▼▼▼
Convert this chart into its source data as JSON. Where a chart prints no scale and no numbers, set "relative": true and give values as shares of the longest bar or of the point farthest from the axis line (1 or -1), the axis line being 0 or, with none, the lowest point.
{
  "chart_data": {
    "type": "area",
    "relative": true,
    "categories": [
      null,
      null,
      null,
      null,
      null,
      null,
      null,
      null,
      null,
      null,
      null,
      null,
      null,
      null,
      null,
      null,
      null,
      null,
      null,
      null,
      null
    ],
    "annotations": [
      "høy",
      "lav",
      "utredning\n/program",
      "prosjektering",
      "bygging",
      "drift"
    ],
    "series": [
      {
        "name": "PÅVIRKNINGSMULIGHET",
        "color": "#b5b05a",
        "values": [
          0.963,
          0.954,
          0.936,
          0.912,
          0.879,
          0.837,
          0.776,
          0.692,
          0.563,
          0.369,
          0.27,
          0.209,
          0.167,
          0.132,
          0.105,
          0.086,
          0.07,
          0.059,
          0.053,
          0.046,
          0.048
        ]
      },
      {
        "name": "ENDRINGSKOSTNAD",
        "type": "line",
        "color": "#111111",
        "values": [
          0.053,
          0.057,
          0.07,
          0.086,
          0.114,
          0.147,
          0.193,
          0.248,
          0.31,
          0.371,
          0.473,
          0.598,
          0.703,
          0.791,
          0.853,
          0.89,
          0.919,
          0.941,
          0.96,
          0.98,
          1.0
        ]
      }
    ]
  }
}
▲▲▲
■ **Instructions for the task**
Without leaving anything out, give the entries again exactly.

■ **Solved problem**
Convert this chart into its source data as JSON. Where a chart prints no scale and no numbers, set "relative": true and give values as shares of the longest bar or of the point farthest from the axis line (1 or -1), the axis line being 0 or, with none, the lowest point.
{
  "chart_data": {
    "type": "area",
    "relative": true,
    "categories": [
      null,
      null,
      null,
      null,
      null,
      null,
      null,
      null,
      null,
      null,
      null,
      null,
      null,
      null,
      null,
      null,
      null,
      null,
      null,
      null,
      null
    ],
    "annotations": [
      "høy",
      "lav",
      "utredning\n/program",
      "prosjektering",
      "bygging",
      "drift"
    ],
    "series": [
      {
        "name": "PÅVIRKNINGSMULIGHET",
        "color": "#b5b05a",
        "values": [
          0.963,
          0.954,
          0.936,
          0.912,
          0.879,
          0.837,
          0.776,
          0.692,
          0.563,
          0.369,
          0.27,
          0.209,
          0.167,
          0.132,
          0.105,
          0.086,
          0.07,
          0.059,
          0.053,
          0.046,
          0.048
        ]
      },
      {
        "name": "ENDRINGSKOSTNAD",
        "type": "line",
        "color": "#111111",
        "values": [
          0.053,
          0.057,
          0.07,
          0.086,
          0.114,
          0.147,
          0.193,
          0.248,
          0.31,
          0.371,
          0.473,
          0.598,
          0.703,
          0.791,
          0.853,
          0.89,
          0.919,
          0.941,
          0.96,
          0.98,
          1.0
        ]
      }
    ]
  }
}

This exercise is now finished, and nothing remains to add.